-- Task description --
Filter the listing and keep only the lines with the word "subtitle".

-- Data for this exercise --
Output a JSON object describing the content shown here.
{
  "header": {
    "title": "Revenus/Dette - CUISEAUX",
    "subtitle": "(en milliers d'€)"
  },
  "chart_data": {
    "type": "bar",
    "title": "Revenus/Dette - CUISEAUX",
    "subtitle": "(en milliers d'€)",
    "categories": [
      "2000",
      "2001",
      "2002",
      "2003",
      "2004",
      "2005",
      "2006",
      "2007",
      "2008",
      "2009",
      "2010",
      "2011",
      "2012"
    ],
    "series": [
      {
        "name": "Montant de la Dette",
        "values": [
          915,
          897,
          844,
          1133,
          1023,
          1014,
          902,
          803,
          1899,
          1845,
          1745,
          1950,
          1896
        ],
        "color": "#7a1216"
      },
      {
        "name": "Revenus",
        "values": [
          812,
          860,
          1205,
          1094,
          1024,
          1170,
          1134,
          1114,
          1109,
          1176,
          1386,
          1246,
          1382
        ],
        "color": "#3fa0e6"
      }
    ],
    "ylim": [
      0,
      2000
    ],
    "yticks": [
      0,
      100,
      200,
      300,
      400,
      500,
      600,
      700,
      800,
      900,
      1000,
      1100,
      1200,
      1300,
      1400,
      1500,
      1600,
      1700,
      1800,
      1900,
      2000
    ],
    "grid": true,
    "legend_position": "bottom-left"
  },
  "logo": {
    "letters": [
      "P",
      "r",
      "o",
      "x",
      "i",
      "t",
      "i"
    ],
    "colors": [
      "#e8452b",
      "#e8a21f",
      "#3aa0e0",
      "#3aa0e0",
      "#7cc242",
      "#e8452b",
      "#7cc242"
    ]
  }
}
* * *
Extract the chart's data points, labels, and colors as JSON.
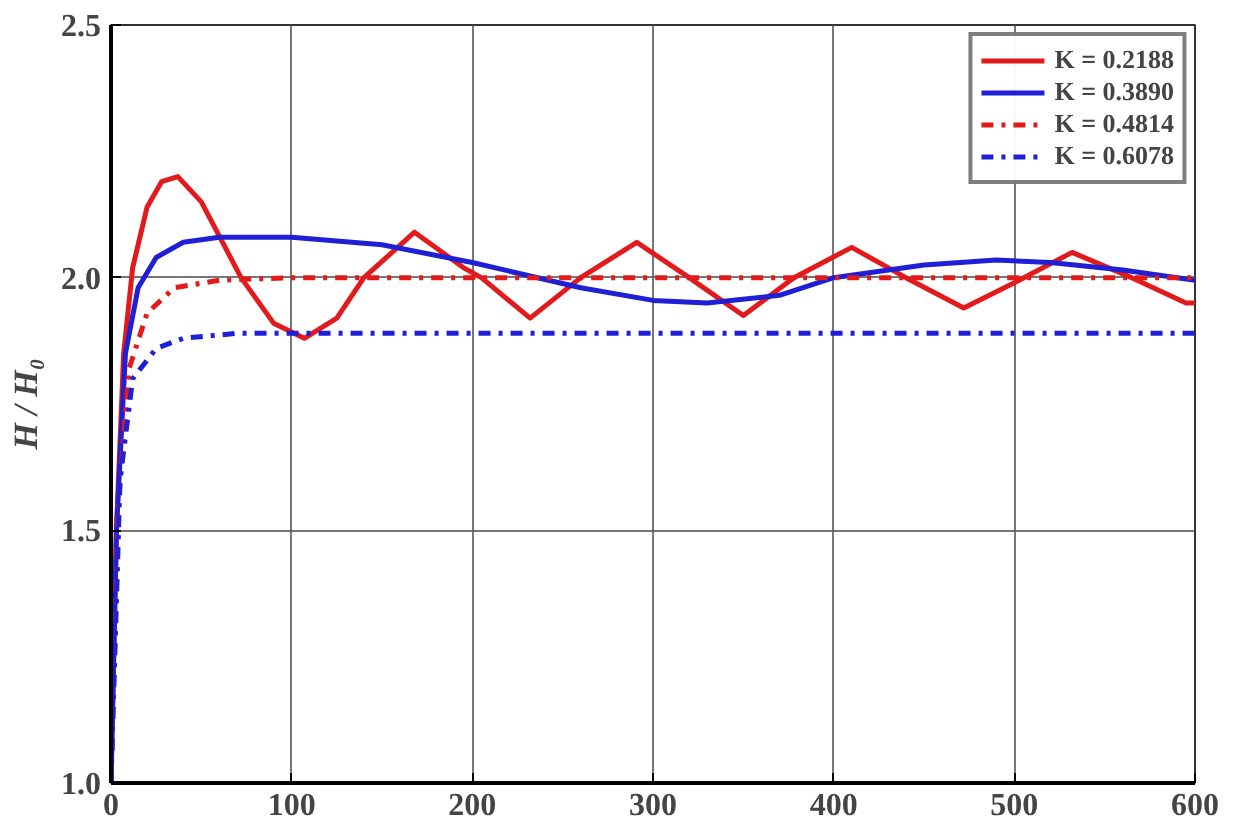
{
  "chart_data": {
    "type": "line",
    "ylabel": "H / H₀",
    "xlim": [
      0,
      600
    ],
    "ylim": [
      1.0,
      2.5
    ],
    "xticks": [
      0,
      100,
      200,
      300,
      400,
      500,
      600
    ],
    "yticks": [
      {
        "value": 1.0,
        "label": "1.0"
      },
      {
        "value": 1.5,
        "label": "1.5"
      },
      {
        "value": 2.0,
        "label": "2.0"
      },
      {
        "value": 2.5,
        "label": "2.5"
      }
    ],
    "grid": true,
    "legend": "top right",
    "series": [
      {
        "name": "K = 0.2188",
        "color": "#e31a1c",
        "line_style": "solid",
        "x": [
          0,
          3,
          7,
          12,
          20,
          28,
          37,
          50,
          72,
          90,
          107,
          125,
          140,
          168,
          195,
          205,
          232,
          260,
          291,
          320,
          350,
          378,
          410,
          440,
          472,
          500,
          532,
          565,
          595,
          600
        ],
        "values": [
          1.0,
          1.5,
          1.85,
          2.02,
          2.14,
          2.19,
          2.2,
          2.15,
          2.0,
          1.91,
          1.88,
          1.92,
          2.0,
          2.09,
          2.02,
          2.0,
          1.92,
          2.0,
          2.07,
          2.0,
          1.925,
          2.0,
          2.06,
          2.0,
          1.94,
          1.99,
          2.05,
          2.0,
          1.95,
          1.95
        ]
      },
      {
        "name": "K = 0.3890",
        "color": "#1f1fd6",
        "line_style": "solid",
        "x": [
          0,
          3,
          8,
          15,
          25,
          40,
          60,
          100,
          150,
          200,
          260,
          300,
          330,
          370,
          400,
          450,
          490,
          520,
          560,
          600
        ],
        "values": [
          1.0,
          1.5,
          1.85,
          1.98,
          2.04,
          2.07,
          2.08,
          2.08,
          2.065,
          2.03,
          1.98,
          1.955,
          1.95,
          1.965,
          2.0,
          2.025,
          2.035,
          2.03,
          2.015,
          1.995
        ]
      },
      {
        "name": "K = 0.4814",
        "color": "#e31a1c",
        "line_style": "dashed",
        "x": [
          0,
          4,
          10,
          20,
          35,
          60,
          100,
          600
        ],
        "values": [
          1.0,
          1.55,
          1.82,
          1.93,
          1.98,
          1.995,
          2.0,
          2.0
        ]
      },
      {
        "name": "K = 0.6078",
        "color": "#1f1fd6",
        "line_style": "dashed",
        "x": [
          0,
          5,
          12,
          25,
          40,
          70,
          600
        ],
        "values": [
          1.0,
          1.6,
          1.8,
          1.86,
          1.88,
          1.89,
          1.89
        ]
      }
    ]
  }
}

-- Written solution --
    "subtitle": "(en milliers d'€)"
    "subtitle": "(en milliers d'€)",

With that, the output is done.